— Work to complete —
A - Summarize the passage on constructing a regular pentagon in two sentences.
B - Reproduce the passage on constructing a regular pentagon word for word, from "- In Step 1, we" to "(shown in red.)".

Since $\cos(36^\circ) = \frac{1+\sqrt 5}{4}$, we can construct a regular pentagon by constructing a specific right triangle and duplicating it, as follows:

- We first note that a regular pentagon can be divided into 10 congruent triangles as shown in the Observation.
- In Step 1, we use four units (shown in blue) and a right angle to construct a segment of length $1+\sqrt 5$ – specifically by creating a $1-2-\sqrt 5$ right triangle and then extending the hypotenuse of $\sqrt 5$ by a length of 1. We then bisect that segment – and then bisect again – to create a segment of length $\frac{1+\sqrt 5}{4}$ (shown in red.)

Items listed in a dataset

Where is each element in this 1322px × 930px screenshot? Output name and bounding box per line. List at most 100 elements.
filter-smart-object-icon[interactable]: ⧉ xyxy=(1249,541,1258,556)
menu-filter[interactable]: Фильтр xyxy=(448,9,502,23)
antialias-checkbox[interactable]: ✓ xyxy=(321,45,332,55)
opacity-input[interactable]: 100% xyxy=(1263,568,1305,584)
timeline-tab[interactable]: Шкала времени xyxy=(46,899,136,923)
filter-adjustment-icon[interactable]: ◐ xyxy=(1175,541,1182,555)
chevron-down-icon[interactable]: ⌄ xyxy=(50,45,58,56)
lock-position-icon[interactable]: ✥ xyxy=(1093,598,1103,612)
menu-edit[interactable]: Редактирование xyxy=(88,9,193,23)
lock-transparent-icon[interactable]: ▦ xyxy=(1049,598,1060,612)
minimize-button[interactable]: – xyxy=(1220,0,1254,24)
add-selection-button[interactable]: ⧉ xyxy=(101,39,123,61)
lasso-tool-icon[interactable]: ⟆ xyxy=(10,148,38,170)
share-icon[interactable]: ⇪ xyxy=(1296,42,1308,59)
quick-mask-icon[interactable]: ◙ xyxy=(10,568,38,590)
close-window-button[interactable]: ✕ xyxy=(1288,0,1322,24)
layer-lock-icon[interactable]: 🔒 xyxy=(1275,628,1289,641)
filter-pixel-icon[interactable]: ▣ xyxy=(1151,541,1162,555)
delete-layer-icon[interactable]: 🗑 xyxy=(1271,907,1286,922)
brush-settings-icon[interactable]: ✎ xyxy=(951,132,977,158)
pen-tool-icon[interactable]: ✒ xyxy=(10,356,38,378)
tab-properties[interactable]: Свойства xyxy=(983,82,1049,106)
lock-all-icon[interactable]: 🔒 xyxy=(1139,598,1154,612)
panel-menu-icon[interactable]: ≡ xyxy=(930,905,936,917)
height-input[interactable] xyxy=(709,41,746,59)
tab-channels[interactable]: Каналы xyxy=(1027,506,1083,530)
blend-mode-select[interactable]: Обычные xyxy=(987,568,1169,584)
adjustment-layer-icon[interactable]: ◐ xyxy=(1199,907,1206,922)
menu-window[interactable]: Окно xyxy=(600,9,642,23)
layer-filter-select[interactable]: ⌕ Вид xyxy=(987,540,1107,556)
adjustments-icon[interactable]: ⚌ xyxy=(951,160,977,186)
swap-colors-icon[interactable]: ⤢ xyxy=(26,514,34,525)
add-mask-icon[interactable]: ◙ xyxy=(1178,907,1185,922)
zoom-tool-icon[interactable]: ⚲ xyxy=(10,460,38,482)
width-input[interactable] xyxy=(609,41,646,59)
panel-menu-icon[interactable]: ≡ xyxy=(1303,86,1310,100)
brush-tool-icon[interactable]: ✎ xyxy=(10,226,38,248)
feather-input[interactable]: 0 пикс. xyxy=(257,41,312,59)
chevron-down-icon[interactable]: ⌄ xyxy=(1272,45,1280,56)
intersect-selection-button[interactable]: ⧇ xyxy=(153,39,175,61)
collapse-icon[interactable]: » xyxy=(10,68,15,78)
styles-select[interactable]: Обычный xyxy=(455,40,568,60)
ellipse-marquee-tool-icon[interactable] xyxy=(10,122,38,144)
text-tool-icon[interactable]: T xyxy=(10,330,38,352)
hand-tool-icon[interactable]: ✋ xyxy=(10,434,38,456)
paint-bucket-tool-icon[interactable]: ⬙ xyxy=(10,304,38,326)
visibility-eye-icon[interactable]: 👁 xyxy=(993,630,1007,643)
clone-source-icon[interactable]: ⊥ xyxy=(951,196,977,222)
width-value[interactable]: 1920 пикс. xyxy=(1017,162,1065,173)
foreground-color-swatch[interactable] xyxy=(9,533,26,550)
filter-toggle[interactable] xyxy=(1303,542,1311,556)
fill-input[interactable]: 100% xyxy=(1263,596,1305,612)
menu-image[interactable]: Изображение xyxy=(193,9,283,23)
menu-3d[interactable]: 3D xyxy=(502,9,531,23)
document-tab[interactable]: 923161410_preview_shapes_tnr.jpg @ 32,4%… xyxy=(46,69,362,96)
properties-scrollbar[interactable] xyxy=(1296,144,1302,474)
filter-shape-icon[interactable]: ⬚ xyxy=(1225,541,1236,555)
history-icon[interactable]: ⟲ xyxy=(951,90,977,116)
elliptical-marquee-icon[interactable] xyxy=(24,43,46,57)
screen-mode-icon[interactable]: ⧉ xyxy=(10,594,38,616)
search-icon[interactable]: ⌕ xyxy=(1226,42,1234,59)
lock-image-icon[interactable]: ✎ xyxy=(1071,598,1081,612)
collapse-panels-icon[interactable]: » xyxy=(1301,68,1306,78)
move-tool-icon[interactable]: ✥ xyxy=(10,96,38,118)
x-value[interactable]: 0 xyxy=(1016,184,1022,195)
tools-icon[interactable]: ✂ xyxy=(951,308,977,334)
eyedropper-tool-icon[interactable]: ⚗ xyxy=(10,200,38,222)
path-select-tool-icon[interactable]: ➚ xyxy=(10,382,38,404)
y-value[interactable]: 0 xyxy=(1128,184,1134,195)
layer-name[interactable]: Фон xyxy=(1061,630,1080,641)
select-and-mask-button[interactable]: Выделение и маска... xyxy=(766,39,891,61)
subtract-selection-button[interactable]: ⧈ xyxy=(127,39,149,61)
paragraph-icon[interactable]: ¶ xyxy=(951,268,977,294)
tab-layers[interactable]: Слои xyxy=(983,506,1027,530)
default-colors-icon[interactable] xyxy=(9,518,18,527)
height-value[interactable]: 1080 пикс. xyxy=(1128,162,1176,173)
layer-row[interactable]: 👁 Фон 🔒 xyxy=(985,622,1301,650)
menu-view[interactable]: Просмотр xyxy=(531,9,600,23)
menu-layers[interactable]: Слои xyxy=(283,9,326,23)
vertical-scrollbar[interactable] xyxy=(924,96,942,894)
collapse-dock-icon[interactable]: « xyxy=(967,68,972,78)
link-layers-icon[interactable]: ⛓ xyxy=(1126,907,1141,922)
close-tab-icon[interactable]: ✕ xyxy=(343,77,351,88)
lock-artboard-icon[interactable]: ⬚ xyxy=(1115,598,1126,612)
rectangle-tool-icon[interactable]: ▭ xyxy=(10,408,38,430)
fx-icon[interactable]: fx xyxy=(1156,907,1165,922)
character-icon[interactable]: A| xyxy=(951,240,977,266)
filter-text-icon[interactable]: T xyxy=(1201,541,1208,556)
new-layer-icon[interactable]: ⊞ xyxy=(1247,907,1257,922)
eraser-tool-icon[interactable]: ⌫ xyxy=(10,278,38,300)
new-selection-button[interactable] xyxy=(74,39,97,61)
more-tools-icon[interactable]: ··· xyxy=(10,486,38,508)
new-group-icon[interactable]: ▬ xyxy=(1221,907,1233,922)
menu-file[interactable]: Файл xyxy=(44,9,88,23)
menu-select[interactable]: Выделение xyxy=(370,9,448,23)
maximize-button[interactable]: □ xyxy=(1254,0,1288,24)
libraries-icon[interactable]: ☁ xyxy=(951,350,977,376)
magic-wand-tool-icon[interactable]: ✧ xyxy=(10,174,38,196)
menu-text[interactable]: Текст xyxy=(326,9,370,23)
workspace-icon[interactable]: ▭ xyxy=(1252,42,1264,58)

— Exercise responses —
A - Because cos(36°) equals (1+√5)/4, a regular pentagon can be constructed by building a specific right triangle and duplicating it, since the pentagon divides into 10 congruent triangles. In the first step, four units and a right angle produce a 1–2–√5 right triangle whose hypotenuse is extended by 1 to give a segment of length 1+√5, and that segment is bisected twice to give a segment of length (1+√5)/4.

B -
- In Step 1, we use four units (shown in blue) and a right angle to construct a segment of length $1+\sqrt 5$ – specifically by creating a $1-2-\sqrt 5$ right triangle and then extending the hypotenuse of $\sqrt 5$ by a length of 1. We then bisect that segment – and then bisect again – to create a segment of length $\frac{1+\sqrt 5}{4}$ (shown in red.)